◆ **WHAT TO WORK ON**
Return each line containing the string "title".
---------------
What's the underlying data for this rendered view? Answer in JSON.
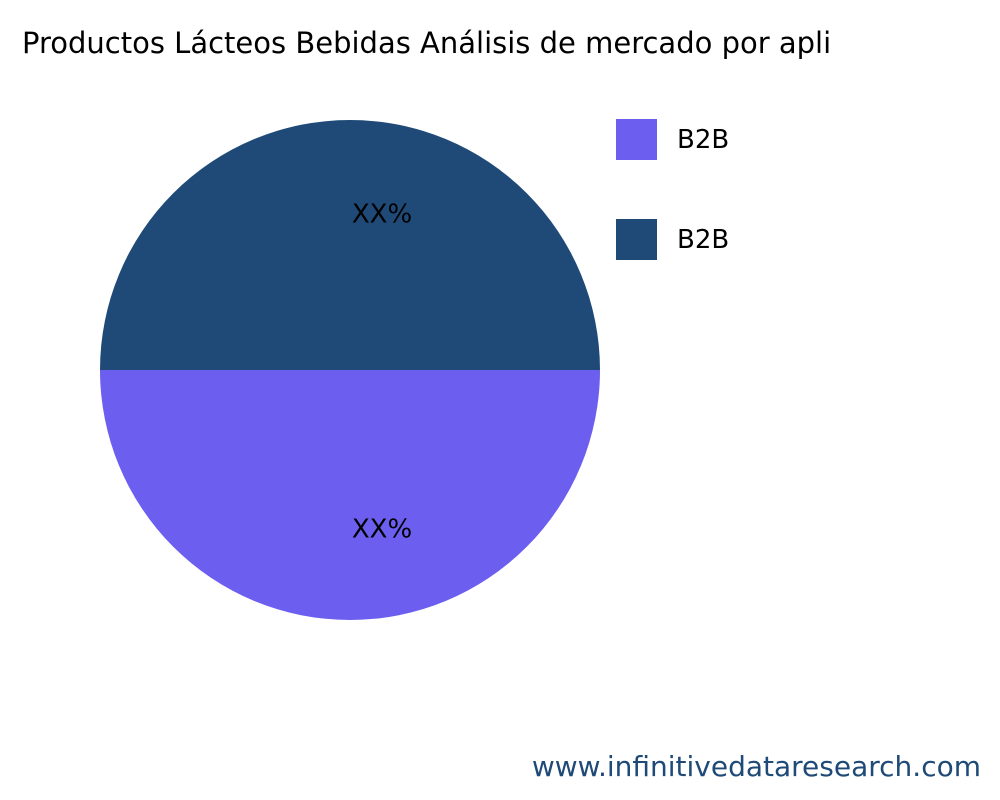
{
  "chart_data": {
    "type": "pie",
    "title": "Productos Lácteos Bebidas Análisis de mercado por apli",
    "slices": [
      {
        "name": "B2B",
        "value": 50,
        "label": "XX%",
        "color": "#6C5FF0"
      },
      {
        "name": "B2B",
        "value": 50,
        "label": "XX%",
        "color": "#1F4A78"
      }
    ],
    "legend_position": "top-right"
  },
  "watermark": "www.infinitivedataresearch.com"
}
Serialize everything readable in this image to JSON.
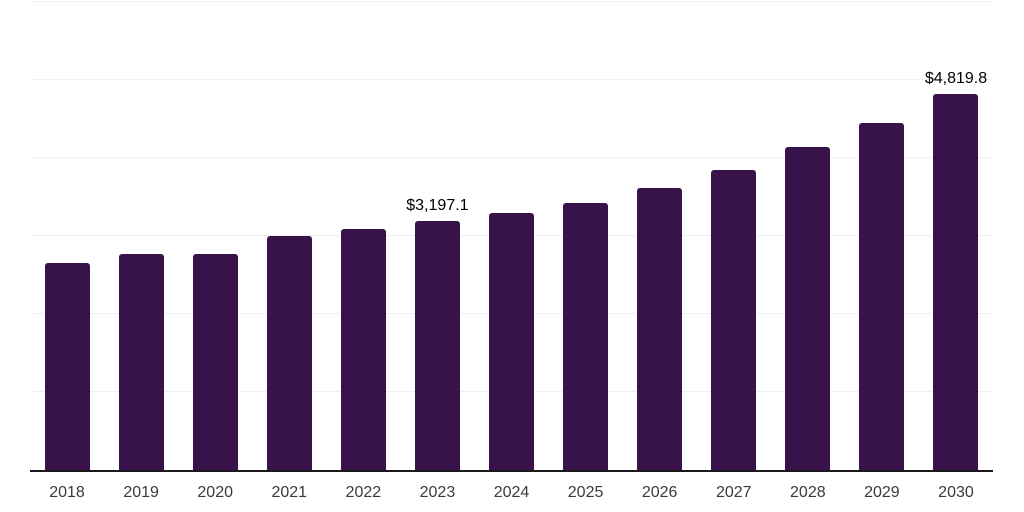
{
  "chart_data": {
    "type": "bar",
    "title": "",
    "xlabel": "",
    "ylabel": "",
    "categories": [
      "2018",
      "2019",
      "2020",
      "2021",
      "2022",
      "2023",
      "2024",
      "2025",
      "2026",
      "2027",
      "2028",
      "2029",
      "2030"
    ],
    "values": [
      2650,
      2775,
      2765,
      3000,
      3095,
      3197.1,
      3290,
      3420,
      3620,
      3850,
      4135,
      4450,
      4819.8
    ],
    "bar_labels": [
      "",
      "",
      "",
      "",
      "",
      "$3,197.1",
      "",
      "",
      "",
      "",
      "",
      "",
      "$4,819.8"
    ],
    "ylim": [
      0,
      6000
    ],
    "gridline_interval": 1000,
    "grid": "horizontal",
    "legend_position": "none",
    "y_axis_tick_labels_visible": false
  },
  "style": {
    "bar_color": "#37124b",
    "gridline_color": "#efefef",
    "axis_color": "#1a1a1a",
    "tick_label_color": "#3a3a3a",
    "data_label_color": "#000000",
    "background_color": "#ffffff"
  }
}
---------------
◆ **WRITTEN ANSWER**
    "title": "Productos Lácteos Bebidas Análisis de mercado por apli",
    "title": "",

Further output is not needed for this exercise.